[Entries taken from a collection]
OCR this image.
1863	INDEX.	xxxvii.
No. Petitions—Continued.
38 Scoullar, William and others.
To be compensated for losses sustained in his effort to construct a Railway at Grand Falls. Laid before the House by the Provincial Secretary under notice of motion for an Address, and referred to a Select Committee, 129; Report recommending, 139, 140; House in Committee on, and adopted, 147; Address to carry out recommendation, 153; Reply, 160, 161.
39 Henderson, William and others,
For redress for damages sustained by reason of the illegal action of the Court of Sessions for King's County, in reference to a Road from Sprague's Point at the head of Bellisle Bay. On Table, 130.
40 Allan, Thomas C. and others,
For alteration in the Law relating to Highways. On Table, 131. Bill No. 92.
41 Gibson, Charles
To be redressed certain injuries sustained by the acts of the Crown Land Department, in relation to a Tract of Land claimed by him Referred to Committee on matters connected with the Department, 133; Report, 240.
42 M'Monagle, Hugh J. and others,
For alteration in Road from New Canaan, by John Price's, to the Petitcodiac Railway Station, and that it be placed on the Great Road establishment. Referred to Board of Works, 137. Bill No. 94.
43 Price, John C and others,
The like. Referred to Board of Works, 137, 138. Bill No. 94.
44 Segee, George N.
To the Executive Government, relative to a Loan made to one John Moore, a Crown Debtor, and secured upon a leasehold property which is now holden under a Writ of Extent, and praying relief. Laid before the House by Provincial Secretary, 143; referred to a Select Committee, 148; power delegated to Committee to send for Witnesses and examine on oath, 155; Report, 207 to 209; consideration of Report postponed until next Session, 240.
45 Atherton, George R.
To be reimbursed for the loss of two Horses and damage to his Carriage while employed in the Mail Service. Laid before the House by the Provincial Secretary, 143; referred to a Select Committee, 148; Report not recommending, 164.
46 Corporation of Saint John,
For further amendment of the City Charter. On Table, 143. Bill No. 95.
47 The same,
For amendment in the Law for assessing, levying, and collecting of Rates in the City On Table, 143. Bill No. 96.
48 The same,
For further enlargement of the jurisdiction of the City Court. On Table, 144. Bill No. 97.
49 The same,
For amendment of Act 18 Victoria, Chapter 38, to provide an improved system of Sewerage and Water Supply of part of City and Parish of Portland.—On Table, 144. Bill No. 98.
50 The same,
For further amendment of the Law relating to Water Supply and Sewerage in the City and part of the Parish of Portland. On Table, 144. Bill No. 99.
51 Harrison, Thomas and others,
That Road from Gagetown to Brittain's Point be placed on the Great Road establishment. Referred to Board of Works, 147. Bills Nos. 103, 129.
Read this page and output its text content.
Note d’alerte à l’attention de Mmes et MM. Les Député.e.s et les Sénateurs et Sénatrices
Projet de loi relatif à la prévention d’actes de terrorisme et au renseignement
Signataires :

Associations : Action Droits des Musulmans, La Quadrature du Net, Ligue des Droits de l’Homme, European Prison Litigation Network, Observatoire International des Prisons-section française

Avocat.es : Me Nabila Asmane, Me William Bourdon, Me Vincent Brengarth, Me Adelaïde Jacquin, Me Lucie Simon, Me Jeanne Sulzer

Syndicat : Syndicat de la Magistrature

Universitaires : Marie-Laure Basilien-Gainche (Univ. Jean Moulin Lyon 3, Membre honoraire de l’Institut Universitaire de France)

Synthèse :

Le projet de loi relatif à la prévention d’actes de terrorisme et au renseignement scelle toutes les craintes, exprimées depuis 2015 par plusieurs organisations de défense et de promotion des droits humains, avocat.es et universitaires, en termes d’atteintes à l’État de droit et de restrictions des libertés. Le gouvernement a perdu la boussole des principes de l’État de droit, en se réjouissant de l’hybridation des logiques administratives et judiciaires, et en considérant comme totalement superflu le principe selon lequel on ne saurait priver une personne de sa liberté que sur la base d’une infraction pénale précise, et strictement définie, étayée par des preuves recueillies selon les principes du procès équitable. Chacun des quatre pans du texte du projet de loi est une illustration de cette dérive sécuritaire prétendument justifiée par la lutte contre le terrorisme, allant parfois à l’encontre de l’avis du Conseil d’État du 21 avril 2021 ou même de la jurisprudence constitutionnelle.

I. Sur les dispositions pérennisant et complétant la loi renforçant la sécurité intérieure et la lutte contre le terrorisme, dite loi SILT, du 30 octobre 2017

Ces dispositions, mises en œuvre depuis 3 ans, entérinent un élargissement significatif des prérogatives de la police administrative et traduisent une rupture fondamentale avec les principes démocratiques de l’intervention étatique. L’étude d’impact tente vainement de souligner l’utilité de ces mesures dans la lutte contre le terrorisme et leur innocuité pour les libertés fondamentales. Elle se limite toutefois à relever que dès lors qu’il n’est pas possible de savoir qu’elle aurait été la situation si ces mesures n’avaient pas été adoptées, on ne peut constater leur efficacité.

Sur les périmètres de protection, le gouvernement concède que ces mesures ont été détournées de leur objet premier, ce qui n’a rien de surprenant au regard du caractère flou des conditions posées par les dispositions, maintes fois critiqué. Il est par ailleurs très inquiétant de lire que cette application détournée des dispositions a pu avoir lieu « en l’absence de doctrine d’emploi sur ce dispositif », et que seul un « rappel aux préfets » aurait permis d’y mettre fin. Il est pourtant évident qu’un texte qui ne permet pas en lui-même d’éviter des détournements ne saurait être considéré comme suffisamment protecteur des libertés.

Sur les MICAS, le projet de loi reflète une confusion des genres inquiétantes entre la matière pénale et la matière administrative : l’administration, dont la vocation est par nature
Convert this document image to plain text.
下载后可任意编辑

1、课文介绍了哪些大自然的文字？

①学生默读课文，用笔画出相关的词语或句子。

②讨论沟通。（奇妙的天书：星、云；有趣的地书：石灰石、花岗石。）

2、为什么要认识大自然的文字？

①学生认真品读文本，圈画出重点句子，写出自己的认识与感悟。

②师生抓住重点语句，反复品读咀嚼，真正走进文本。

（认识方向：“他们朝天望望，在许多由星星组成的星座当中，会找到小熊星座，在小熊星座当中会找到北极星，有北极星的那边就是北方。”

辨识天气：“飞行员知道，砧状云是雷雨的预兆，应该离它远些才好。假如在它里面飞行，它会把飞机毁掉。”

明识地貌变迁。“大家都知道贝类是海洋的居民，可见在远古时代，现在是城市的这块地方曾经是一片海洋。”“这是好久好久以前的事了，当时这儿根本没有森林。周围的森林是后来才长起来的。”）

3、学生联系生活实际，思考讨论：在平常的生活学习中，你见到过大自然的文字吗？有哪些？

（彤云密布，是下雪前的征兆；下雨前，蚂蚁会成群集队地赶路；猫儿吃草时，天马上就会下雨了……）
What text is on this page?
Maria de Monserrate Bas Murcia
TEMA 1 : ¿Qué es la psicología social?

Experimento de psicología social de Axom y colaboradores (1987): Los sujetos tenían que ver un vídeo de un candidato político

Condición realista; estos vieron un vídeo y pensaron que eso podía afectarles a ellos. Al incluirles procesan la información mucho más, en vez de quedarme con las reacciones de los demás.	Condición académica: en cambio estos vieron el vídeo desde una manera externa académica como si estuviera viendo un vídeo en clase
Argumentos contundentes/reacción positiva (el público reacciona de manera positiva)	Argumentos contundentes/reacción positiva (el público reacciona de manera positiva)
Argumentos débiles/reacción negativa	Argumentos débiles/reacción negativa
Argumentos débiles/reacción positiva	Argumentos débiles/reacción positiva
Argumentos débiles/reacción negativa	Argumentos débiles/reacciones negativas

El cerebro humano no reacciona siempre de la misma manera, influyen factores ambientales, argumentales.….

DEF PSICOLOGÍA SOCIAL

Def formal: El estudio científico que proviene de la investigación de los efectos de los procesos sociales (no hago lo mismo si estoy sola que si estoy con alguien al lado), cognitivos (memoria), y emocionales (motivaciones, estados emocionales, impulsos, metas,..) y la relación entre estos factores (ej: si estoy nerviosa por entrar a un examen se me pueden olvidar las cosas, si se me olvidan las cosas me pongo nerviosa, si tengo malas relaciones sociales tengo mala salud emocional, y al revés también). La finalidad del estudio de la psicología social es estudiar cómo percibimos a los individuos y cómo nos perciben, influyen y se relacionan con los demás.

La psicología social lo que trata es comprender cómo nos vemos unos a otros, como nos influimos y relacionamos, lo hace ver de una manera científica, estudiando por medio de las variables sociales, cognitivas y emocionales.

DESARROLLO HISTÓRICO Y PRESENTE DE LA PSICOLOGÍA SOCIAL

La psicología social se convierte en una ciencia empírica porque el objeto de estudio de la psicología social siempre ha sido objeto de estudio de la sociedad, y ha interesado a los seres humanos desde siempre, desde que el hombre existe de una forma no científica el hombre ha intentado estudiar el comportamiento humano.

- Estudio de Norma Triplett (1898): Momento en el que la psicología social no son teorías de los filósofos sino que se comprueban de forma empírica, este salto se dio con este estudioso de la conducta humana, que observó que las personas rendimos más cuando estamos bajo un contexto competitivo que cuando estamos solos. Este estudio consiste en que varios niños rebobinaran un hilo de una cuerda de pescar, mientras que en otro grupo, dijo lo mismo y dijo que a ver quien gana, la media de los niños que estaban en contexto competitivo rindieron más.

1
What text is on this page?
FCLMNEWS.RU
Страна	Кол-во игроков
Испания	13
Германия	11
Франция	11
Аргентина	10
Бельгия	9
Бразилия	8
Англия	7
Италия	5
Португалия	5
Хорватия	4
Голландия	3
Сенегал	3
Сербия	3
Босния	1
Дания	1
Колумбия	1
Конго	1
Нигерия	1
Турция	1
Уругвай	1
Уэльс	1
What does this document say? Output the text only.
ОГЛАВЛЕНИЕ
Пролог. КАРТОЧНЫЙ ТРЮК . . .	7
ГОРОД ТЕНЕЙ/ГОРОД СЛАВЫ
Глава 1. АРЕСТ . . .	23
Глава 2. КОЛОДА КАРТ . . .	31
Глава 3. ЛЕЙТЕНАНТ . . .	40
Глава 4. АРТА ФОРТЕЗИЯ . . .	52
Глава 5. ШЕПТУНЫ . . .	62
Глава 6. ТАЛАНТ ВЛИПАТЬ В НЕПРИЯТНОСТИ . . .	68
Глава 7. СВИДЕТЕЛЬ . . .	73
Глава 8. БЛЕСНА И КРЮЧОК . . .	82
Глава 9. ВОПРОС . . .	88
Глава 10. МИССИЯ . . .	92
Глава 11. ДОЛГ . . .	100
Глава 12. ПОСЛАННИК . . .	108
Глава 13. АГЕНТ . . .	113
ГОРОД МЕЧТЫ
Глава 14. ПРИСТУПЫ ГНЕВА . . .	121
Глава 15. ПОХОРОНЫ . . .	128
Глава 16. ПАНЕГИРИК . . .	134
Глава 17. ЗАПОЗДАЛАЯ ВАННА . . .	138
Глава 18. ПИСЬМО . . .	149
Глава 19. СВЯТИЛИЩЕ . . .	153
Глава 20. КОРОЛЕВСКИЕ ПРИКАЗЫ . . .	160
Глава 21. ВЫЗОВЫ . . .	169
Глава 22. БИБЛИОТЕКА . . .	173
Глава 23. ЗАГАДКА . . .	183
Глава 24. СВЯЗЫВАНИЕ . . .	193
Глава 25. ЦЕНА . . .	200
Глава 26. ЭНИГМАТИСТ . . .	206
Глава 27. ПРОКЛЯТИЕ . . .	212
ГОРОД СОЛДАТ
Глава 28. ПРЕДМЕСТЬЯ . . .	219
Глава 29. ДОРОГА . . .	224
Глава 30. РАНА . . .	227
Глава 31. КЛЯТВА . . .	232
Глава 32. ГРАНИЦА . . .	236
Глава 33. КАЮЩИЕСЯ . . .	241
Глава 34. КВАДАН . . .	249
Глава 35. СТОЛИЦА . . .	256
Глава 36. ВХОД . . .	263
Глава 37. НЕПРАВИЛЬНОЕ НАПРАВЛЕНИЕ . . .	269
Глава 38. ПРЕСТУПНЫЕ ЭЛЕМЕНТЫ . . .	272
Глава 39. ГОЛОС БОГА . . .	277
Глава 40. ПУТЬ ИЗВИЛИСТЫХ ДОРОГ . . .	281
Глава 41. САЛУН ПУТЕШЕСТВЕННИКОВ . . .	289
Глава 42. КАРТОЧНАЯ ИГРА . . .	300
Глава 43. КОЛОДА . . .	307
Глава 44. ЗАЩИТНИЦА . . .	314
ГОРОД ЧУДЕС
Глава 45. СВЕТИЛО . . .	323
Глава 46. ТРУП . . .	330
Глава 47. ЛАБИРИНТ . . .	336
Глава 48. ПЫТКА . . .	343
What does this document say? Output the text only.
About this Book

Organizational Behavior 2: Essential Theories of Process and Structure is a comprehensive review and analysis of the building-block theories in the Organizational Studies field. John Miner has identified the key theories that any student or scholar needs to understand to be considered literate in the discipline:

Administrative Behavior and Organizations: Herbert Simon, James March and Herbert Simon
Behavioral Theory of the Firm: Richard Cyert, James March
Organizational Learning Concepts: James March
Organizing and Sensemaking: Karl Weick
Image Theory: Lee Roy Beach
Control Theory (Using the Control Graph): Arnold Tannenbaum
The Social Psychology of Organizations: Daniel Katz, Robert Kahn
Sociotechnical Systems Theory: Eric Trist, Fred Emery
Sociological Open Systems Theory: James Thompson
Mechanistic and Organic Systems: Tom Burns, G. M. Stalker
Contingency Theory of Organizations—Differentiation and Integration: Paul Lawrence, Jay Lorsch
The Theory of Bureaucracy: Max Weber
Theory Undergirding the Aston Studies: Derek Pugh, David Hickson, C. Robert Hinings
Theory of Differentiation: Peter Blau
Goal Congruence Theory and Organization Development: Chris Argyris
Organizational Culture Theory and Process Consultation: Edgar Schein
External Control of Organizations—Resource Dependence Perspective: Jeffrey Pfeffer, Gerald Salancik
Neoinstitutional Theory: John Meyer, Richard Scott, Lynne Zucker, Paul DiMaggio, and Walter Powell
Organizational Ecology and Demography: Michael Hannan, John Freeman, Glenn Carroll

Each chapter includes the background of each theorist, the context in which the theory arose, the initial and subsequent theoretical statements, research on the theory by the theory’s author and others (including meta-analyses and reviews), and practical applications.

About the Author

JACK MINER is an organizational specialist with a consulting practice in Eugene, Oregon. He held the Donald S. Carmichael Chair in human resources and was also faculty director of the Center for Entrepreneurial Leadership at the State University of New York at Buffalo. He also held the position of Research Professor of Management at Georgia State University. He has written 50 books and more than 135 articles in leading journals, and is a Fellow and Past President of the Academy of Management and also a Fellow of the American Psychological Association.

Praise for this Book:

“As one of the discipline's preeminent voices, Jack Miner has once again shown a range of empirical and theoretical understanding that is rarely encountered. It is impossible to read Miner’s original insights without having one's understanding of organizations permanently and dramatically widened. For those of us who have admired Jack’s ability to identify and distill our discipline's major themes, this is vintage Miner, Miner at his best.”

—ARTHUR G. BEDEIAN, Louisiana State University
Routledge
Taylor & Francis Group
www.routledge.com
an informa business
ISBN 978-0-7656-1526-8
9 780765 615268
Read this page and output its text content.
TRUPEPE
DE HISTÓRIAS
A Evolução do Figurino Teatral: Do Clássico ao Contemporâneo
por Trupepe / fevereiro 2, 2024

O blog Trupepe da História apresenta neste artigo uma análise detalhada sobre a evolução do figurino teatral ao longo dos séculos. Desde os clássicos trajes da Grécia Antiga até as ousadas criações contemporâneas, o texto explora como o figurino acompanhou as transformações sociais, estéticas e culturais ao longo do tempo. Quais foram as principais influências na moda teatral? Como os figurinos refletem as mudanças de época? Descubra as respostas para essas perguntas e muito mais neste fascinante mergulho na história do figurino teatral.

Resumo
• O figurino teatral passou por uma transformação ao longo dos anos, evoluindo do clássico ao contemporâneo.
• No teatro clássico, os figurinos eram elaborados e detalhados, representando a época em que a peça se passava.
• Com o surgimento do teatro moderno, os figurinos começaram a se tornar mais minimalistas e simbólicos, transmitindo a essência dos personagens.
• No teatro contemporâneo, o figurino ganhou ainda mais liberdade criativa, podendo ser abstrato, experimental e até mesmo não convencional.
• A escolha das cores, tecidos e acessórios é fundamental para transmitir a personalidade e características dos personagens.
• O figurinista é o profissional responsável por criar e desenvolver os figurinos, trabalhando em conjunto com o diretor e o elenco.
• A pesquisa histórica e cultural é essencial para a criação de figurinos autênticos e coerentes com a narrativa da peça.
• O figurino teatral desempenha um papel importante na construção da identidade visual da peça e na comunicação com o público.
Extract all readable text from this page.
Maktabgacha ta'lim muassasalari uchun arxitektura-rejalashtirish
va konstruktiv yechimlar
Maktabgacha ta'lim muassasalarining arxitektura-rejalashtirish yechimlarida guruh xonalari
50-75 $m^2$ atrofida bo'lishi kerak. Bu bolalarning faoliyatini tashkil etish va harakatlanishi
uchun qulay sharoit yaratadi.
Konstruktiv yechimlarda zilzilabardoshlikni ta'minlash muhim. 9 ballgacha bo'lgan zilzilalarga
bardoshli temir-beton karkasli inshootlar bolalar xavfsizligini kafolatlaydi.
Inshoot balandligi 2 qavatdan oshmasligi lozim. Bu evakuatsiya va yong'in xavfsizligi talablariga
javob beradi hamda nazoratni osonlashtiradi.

THE PROBLEM:
Identify each line in the entries with the word "Process" and copy it.

TASK OUTPUT:
Organizational Behavior 2: Essential Theories of Process and Structure is a comprehensive review and analysis of the building-block theories in the Organizational Studies field. John Miner has identified the key theories that any student or scholar needs to understand to be considered literate in the discipline:
Organizational Culture Theory and Process Consultation: Edgar Schein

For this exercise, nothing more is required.